Problem:
All lines below must be repeated exactly, with the pictures omitted.

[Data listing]

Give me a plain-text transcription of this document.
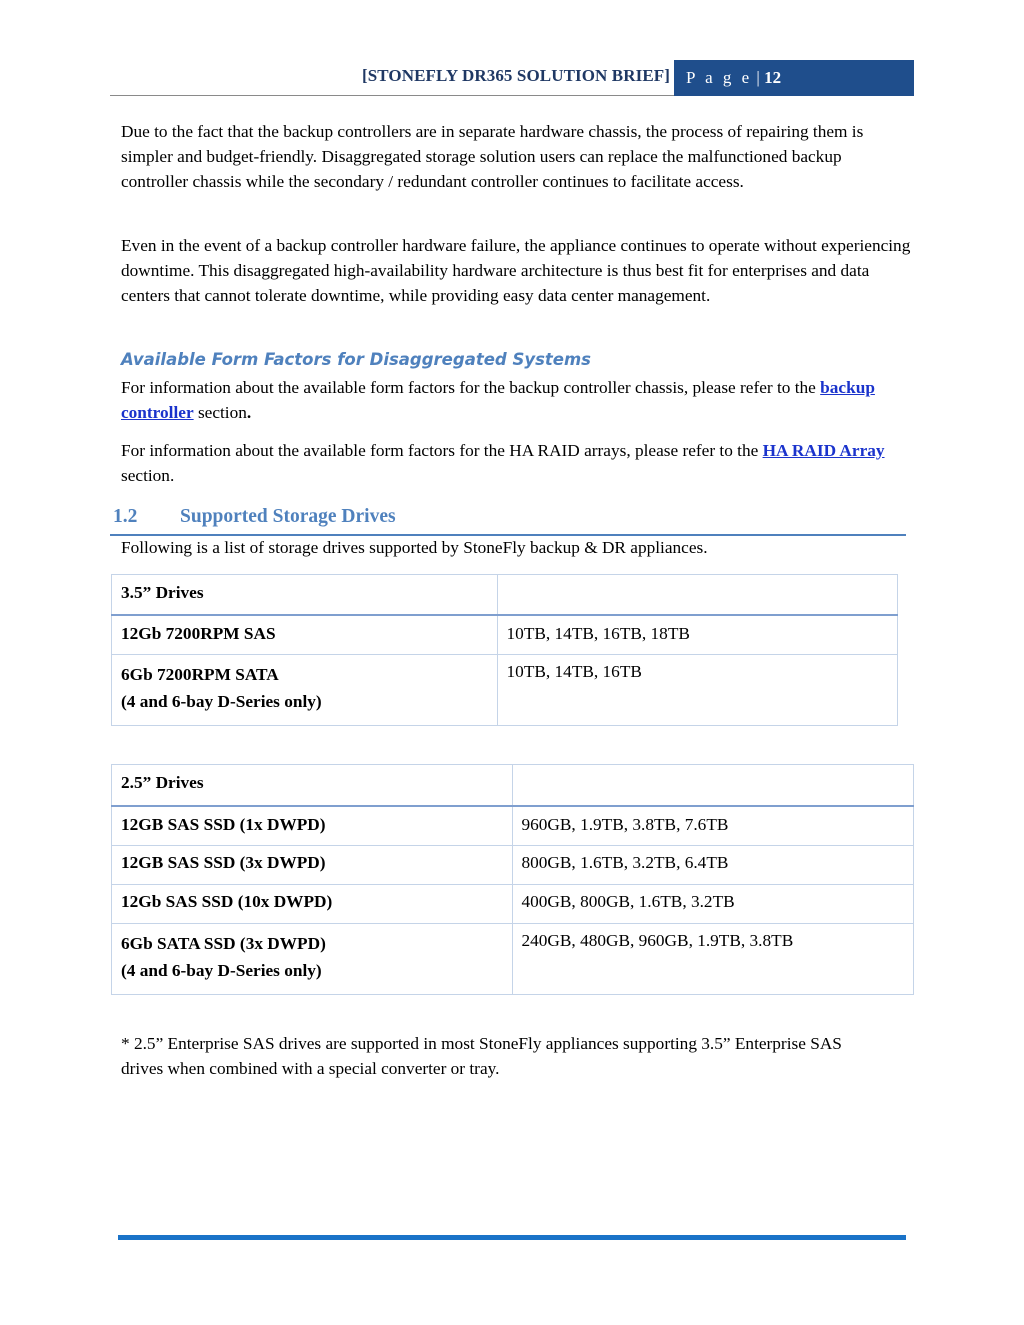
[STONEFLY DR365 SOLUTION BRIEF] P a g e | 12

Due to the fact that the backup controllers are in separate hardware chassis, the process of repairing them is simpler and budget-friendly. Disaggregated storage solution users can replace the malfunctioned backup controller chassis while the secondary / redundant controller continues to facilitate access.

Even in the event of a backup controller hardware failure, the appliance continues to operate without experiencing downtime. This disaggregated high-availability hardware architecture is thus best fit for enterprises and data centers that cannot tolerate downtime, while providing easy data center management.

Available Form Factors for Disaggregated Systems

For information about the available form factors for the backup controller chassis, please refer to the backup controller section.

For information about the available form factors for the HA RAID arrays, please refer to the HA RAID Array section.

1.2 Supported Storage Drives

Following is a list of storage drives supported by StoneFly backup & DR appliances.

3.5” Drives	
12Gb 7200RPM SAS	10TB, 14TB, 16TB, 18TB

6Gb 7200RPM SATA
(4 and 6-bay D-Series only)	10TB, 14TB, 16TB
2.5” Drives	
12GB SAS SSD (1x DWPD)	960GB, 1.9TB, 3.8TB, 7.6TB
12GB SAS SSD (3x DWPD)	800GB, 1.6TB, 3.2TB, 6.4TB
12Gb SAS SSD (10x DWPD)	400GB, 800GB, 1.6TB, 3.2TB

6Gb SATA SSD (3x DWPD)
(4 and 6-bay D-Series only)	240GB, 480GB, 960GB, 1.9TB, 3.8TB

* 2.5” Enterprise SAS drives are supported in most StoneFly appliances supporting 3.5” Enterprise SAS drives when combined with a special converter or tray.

The result:
Give me a plain-text transcription of this document.
[STONEFLY DR365 SOLUTION BRIEF] P a g e | 12

Due to the fact that the backup controllers are in separate hardware chassis, the process of repairing them is simpler and budget-friendly. Disaggregated storage solution users can replace the malfunctioned backup controller chassis while the secondary / redundant controller continues to facilitate access.

Even in the event of a backup controller hardware failure, the appliance continues to operate without experiencing downtime. This disaggregated high-availability hardware architecture is thus best fit for enterprises and data centers that cannot tolerate downtime, while providing easy data center management.

Available Form Factors for Disaggregated Systems

For information about the available form factors for the backup controller chassis, please refer to the backup controller section.

For information about the available form factors for the HA RAID arrays, please refer to the HA RAID Array section.

1.2 Supported Storage Drives

Following is a list of storage drives supported by StoneFly backup & DR appliances.

3.5” Drives	
12Gb 7200RPM SAS	10TB, 14TB, 16TB, 18TB

6Gb 7200RPM SATA
(4 and 6-bay D-Series only)	10TB, 14TB, 16TB
2.5” Drives	
12GB SAS SSD (1x DWPD)	960GB, 1.9TB, 3.8TB, 7.6TB
12GB SAS SSD (3x DWPD)	800GB, 1.6TB, 3.2TB, 6.4TB
12Gb SAS SSD (10x DWPD)	400GB, 800GB, 1.6TB, 3.2TB

6Gb SATA SSD (3x DWPD)
(4 and 6-bay D-Series only)	240GB, 480GB, 960GB, 1.9TB, 3.8TB

* 2.5” Enterprise SAS drives are supported in most StoneFly appliances supporting 3.5” Enterprise SAS drives when combined with a special converter or tray.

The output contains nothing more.